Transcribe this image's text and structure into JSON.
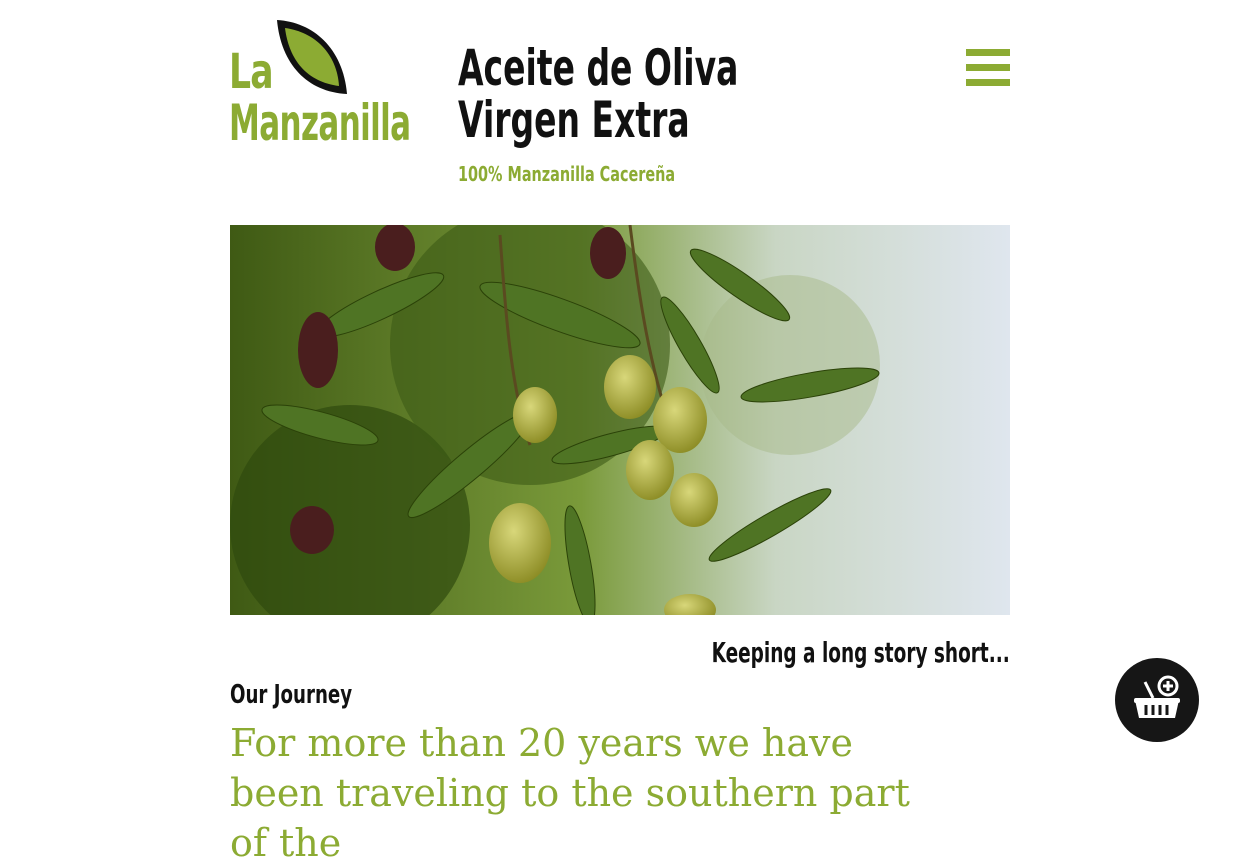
{
  "brand": {
    "line1": "La",
    "line2": "Manzanilla",
    "logo_icon": "leaf-icon",
    "color": "#8cab33"
  },
  "header": {
    "tagline_line1": "Aceite de Oliva",
    "tagline_line2": "Virgen Extra",
    "subtitle": "100% Manzanilla Cacereña",
    "menu_icon": "hamburger-menu-icon"
  },
  "hero": {
    "image": "olive-branch-photo"
  },
  "content": {
    "story_heading": "Keeping a long story short...",
    "section_title": "Our Journey",
    "lead_text": "For more than 20 years we have been traveling to the southern part of the"
  },
  "cart": {
    "icon": "basket-add-icon"
  },
  "colors": {
    "accent": "#8cab33",
    "text": "#111111",
    "background": "#ffffff",
    "fab": "#161616"
  }
}
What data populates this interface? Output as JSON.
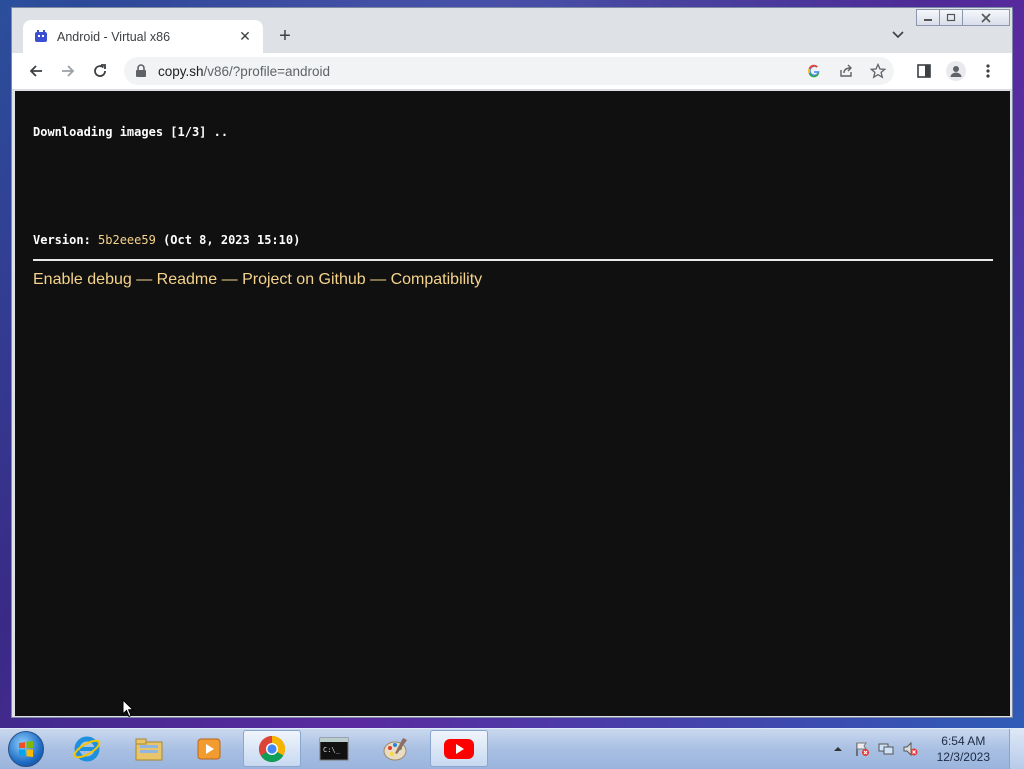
{
  "browser": {
    "tab": {
      "title": "Android - Virtual x86"
    },
    "url": {
      "host": "copy.sh",
      "path": "/v86/?profile=android"
    }
  },
  "page": {
    "status": "Downloading images [1/3] ..",
    "version_label": "Version:",
    "version_hash": "5b2eee59",
    "version_date": "(Oct 8, 2023 15:10)",
    "links": [
      "Enable debug",
      "Readme",
      "Project on Github",
      "Compatibility"
    ],
    "separator": "—"
  },
  "taskbar": {
    "apps": [
      "internet-explorer",
      "file-explorer",
      "media-player",
      "chrome",
      "command-prompt",
      "paint",
      "youtube"
    ],
    "clock": {
      "time": "6:54 AM",
      "date": "12/3/2023"
    }
  },
  "colors": {
    "link": "#f5d38a",
    "page_bg": "#101010",
    "accent_red": "#ff0000"
  }
}
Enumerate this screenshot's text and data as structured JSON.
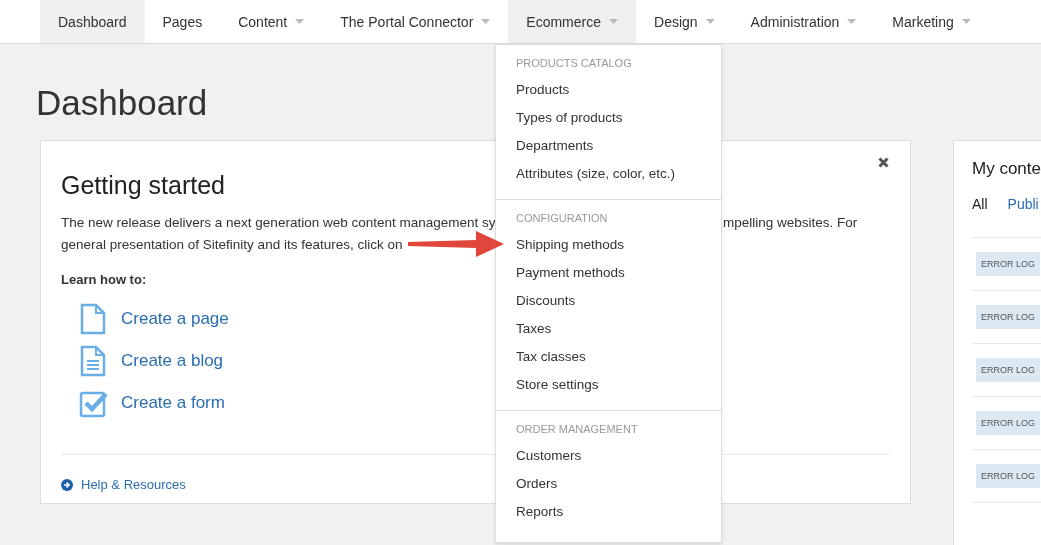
{
  "nav": [
    {
      "label": "Dashboard",
      "caret": false,
      "selected": true
    },
    {
      "label": "Pages",
      "caret": false,
      "selected": false
    },
    {
      "label": "Content",
      "caret": true,
      "selected": false
    },
    {
      "label": "The Portal Connector",
      "caret": true,
      "selected": false
    },
    {
      "label": "Ecommerce",
      "caret": true,
      "selected": true
    },
    {
      "label": "Design",
      "caret": true,
      "selected": false
    },
    {
      "label": "Administration",
      "caret": true,
      "selected": false
    },
    {
      "label": "Marketing",
      "caret": true,
      "selected": false
    }
  ],
  "dropdown": {
    "sections": [
      {
        "header": "PRODUCTS CATALOG",
        "items": [
          "Products",
          "Types of products",
          "Departments",
          "Attributes (size, color, etc.)"
        ]
      },
      {
        "header": "CONFIGURATION",
        "items": [
          "Shipping methods",
          "Payment methods",
          "Discounts",
          "Taxes",
          "Tax classes",
          "Store settings"
        ]
      },
      {
        "header": "ORDER MANAGEMENT",
        "items": [
          "Customers",
          "Orders",
          "Reports"
        ]
      }
    ]
  },
  "page_title": "Dashboard",
  "getting_started": {
    "title": "Getting started",
    "text_line_1_left": "The new release delivers a next generation web content management sy",
    "text_line_1_right": "mpelling websites. For",
    "text_line_2": "general presentation of Sitefinity and its features, click on",
    "learn_label": "Learn how to:",
    "links": [
      {
        "kind": "page",
        "label": "Create a page"
      },
      {
        "kind": "blog",
        "label": "Create a blog"
      },
      {
        "kind": "form",
        "label": "Create a form"
      }
    ],
    "help_link": "Help & Resources"
  },
  "my_content": {
    "title": "My conte",
    "tabs": [
      {
        "label": "All",
        "selected": true
      },
      {
        "label": "Publi",
        "selected": false
      }
    ],
    "rows": [
      {
        "badge": "ERROR LOG"
      },
      {
        "badge": "ERROR LOG"
      },
      {
        "badge": "ERROR LOG"
      },
      {
        "badge": "ERROR LOG"
      },
      {
        "badge": "ERROR LOG"
      }
    ]
  }
}
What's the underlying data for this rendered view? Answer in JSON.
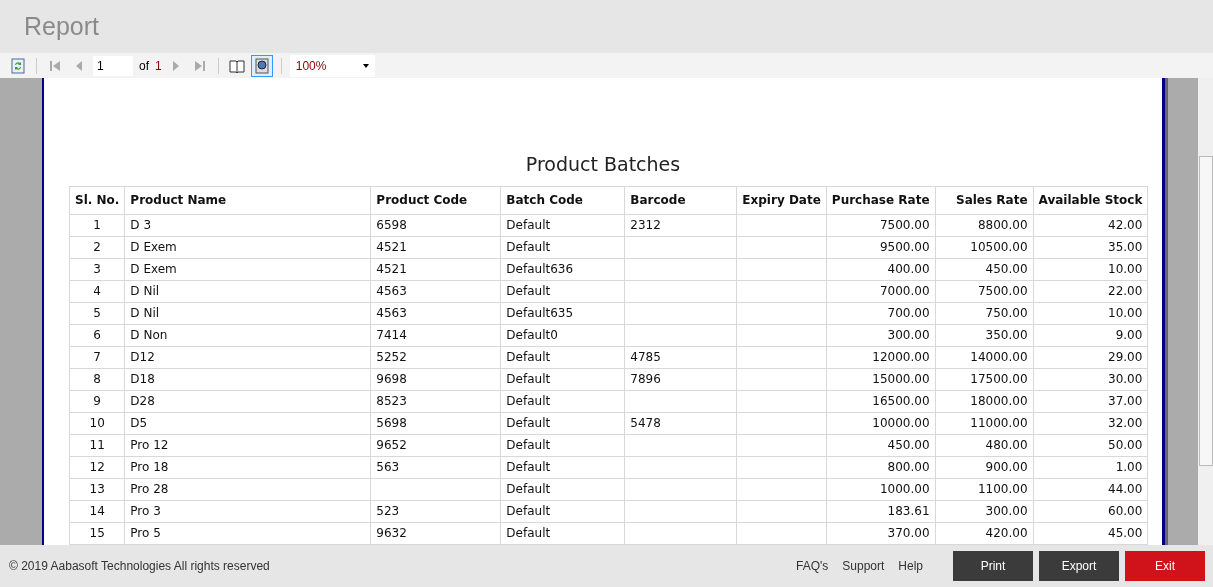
{
  "window": {
    "title": "Report"
  },
  "toolbar": {
    "page": "1",
    "of_label": "of",
    "page_count": "1",
    "zoom": "100%",
    "print_layout_selected": true
  },
  "report": {
    "title": "Product Batches",
    "columns": [
      "Sl. No.",
      "Product Name",
      "Product Code",
      "Batch Code",
      "Barcode",
      "Expiry Date",
      "Purchase Rate",
      "Sales Rate",
      "Available Stock"
    ],
    "rows": [
      [
        "1",
        "D 3",
        "6598",
        "Default",
        "2312",
        "",
        "7500.00",
        "8800.00",
        "42.00"
      ],
      [
        "2",
        "D Exem",
        "4521",
        "Default",
        "",
        "",
        "9500.00",
        "10500.00",
        "35.00"
      ],
      [
        "3",
        "D Exem",
        "4521",
        "Default636",
        "",
        "",
        "400.00",
        "450.00",
        "10.00"
      ],
      [
        "4",
        "D Nil",
        "4563",
        "Default",
        "",
        "",
        "7000.00",
        "7500.00",
        "22.00"
      ],
      [
        "5",
        "D Nil",
        "4563",
        "Default635",
        "",
        "",
        "700.00",
        "750.00",
        "10.00"
      ],
      [
        "6",
        "D Non",
        "7414",
        "Default0",
        "",
        "",
        "300.00",
        "350.00",
        "9.00"
      ],
      [
        "7",
        "D12",
        "5252",
        "Default",
        "4785",
        "",
        "12000.00",
        "14000.00",
        "29.00"
      ],
      [
        "8",
        "D18",
        "9698",
        "Default",
        "7896",
        "",
        "15000.00",
        "17500.00",
        "30.00"
      ],
      [
        "9",
        "D28",
        "8523",
        "Default",
        "",
        "",
        "16500.00",
        "18000.00",
        "37.00"
      ],
      [
        "10",
        "D5",
        "5698",
        "Default",
        "5478",
        "",
        "10000.00",
        "11000.00",
        "32.00"
      ],
      [
        "11",
        "Pro 12",
        "9652",
        "Default",
        "",
        "",
        "450.00",
        "480.00",
        "50.00"
      ],
      [
        "12",
        "Pro 18",
        "563",
        "Default",
        "",
        "",
        "800.00",
        "900.00",
        "1.00"
      ],
      [
        "13",
        "Pro 28",
        "",
        "Default",
        "",
        "",
        "1000.00",
        "1100.00",
        "44.00"
      ],
      [
        "14",
        "Pro 3",
        "523",
        "Default",
        "",
        "",
        "183.61",
        "300.00",
        "60.00"
      ],
      [
        "15",
        "Pro 5",
        "9632",
        "Default",
        "",
        "",
        "370.00",
        "420.00",
        "45.00"
      ]
    ]
  },
  "footer": {
    "copyright": "© 2019 Aabasoft Technologies All rights reserved",
    "links": [
      "FAQ's",
      "Support",
      "Help"
    ],
    "buttons": [
      {
        "label": "Print",
        "kind": "dark"
      },
      {
        "label": "Export",
        "kind": "dark"
      },
      {
        "label": "Exit",
        "kind": "danger"
      }
    ]
  }
}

● Task statement
Reproduce every record word for word. The copy must contain no pictures.

● Final answer
Transcribe this image's text and structure into JSON.
{
  "brand": {
    "line1": "La",
    "line2": "Manzanilla",
    "logo_icon": "leaf-icon",
    "color": "#8cab33"
  },
  "header": {
    "tagline_line1": "Aceite de Oliva",
    "tagline_line2": "Virgen Extra",
    "subtitle": "100% Manzanilla Cacereña",
    "menu_icon": "hamburger-menu-icon"
  },
  "hero": {
    "image": "olive-branch-photo"
  },
  "content": {
    "story_heading": "Keeping a long story short...",
    "section_title": "Our Journey",
    "lead_text": "For more than 20 years we have been traveling to the southern part of the"
  },
  "cart": {
    "icon": "basket-add-icon"
  },
  "colors": {
    "accent": "#8cab33",
    "text": "#111111",
    "background": "#ffffff",
    "fab": "#161616"
  }
}
What data populates this interface? Output as JSON.
{
  "browser": {
    "tab": {
      "title": "Android - Virtual x86"
    },
    "url": {
      "host": "copy.sh",
      "path": "/v86/?profile=android"
    }
  },
  "page": {
    "status": "Downloading images [1/3] ..",
    "version_label": "Version:",
    "version_hash": "5b2eee59",
    "version_date": "(Oct 8, 2023 15:10)",
    "links": [
      "Enable debug",
      "Readme",
      "Project on Github",
      "Compatibility"
    ],
    "separator": "—"
  },
  "taskbar": {
    "apps": [
      "internet-explorer",
      "file-explorer",
      "media-player",
      "chrome",
      "command-prompt",
      "paint",
      "youtube"
    ],
    "clock": {
      "time": "6:54 AM",
      "date": "12/3/2023"
    }
  },
  "colors": {
    "link": "#f5d38a",
    "page_bg": "#101010",
    "accent_red": "#ff0000"
  }
}
Enumerate this screenshot's text and data as structured JSON.
{
  "nav": [
    {
      "label": "Dashboard",
      "caret": false,
      "selected": true
    },
    {
      "label": "Pages",
      "caret": false,
      "selected": false
    },
    {
      "label": "Content",
      "caret": true,
      "selected": false
    },
    {
      "label": "The Portal Connector",
      "caret": true,
      "selected": false
    },
    {
      "label": "Ecommerce",
      "caret": true,
      "selected": true
    },
    {
      "label": "Design",
      "caret": true,
      "selected": false
    },
    {
      "label": "Administration",
      "caret": true,
      "selected": false
    },
    {
      "label": "Marketing",
      "caret": true,
      "selected": false
    }
  ],
  "dropdown": {
    "sections": [
      {
        "header": "PRODUCTS CATALOG",
        "items": [
          "Products",
          "Types of products",
          "Departments",
          "Attributes (size, color, etc.)"
        ]
      },
      {
        "header": "CONFIGURATION",
        "items": [
          "Shipping methods",
          "Payment methods",
          "Discounts",
          "Taxes",
          "Tax classes",
          "Store settings"
        ]
      },
      {
        "header": "ORDER MANAGEMENT",
        "items": [
          "Customers",
          "Orders",
          "Reports"
        ]
      }
    ]
  },
  "page_title": "Dashboard",
  "getting_started": {
    "title": "Getting started",
    "text_line_1_left": "The new release delivers a next generation web content management sy",
    "text_line_1_right": "mpelling websites. For",
    "text_line_2": "general presentation of Sitefinity and its features, click on",
    "learn_label": "Learn how to:",
    "links": [
      {
        "kind": "page",
        "label": "Create a page"
      },
      {
        "kind": "blog",
        "label": "Create a blog"
      },
      {
        "kind": "form",
        "label": "Create a form"
      }
    ],
    "help_link": "Help & Resources"
  },
  "my_content": {
    "title": "My conte",
    "tabs": [
      {
        "label": "All",
        "selected": true
      },
      {
        "label": "Publi",
        "selected": false
      }
    ],
    "rows": [
      {
        "badge": "ERROR LOG"
      },
      {
        "badge": "ERROR LOG"
      },
      {
        "badge": "ERROR LOG"
      },
      {
        "badge": "ERROR LOG"
      },
      {
        "badge": "ERROR LOG"
      }
    ]
  }
}
What's the underlying data for this rendered view? Answer in JSON.
{
  "window": {
    "title": "Report"
  },
  "toolbar": {
    "page": "1",
    "of_label": "of",
    "page_count": "1",
    "zoom": "100%",
    "print_layout_selected": true
  },
  "report": {
    "title": "Product Batches",
    "columns": [
      "Sl. No.",
      "Product Name",
      "Product Code",
      "Batch Code",
      "Barcode",
      "Expiry Date",
      "Purchase Rate",
      "Sales Rate",
      "Available Stock"
    ],
    "rows": [
      [
        "1",
        "D 3",
        "6598",
        "Default",
        "2312",
        "",
        "7500.00",
        "8800.00",
        "42.00"
      ],
      [
        "2",
        "D Exem",
        "4521",
        "Default",
        "",
        "",
        "9500.00",
        "10500.00",
        "35.00"
      ],
      [
        "3",
        "D Exem",
        "4521",
        "Default636",
        "",
        "",
        "400.00",
        "450.00",
        "10.00"
      ],
      [
        "4",
        "D Nil",
        "4563",
        "Default",
        "",
        "",
        "7000.00",
        "7500.00",
        "22.00"
      ],
      [
        "5",
        "D Nil",
        "4563",
        "Default635",
        "",
        "",
        "700.00",
        "750.00",
        "10.00"
      ],
      [
        "6",
        "D Non",
        "7414",
        "Default0",
        "",
        "",
        "300.00",
        "350.00",
        "9.00"
      ],
      [
        "7",
        "D12",
        "5252",
        "Default",
        "4785",
        "",
        "12000.00",
        "14000.00",
        "29.00"
      ],
      [
        "8",
        "D18",
        "9698",
        "Default",
        "7896",
        "",
        "15000.00",
        "17500.00",
        "30.00"
      ],
      [
        "9",
        "D28",
        "8523",
        "Default",
        "",
        "",
        "16500.00",
        "18000.00",
        "37.00"
      ],
      [
        "10",
        "D5",
        "5698",
        "Default",
        "5478",
        "",
        "10000.00",
        "11000.00",
        "32.00"
      ],
      [
        "11",
        "Pro 12",
        "9652",
        "Default",
        "",
        "",
        "450.00",
        "480.00",
        "50.00"
      ],
      [
        "12",
        "Pro 18",
        "563",
        "Default",
        "",
        "",
        "800.00",
        "900.00",
        "1.00"
      ],
      [
        "13",
        "Pro 28",
        "",
        "Default",
        "",
        "",
        "1000.00",
        "1100.00",
        "44.00"
      ],
      [
        "14",
        "Pro 3",
        "523",
        "Default",
        "",
        "",
        "183.61",
        "300.00",
        "60.00"
      ],
      [
        "15",
        "Pro 5",
        "9632",
        "Default",
        "",
        "",
        "370.00",
        "420.00",
        "45.00"
      ]
    ]
  },
  "footer": {
    "copyright": "© 2019 Aabasoft Technologies All rights reserved",
    "links": [
      "FAQ's",
      "Support",
      "Help"
    ],
    "buttons": [
      {
        "label": "Print",
        "kind": "dark"
      },
      {
        "label": "Export",
        "kind": "dark"
      },
      {
        "label": "Exit",
        "kind": "danger"
      }
    ]
  }
}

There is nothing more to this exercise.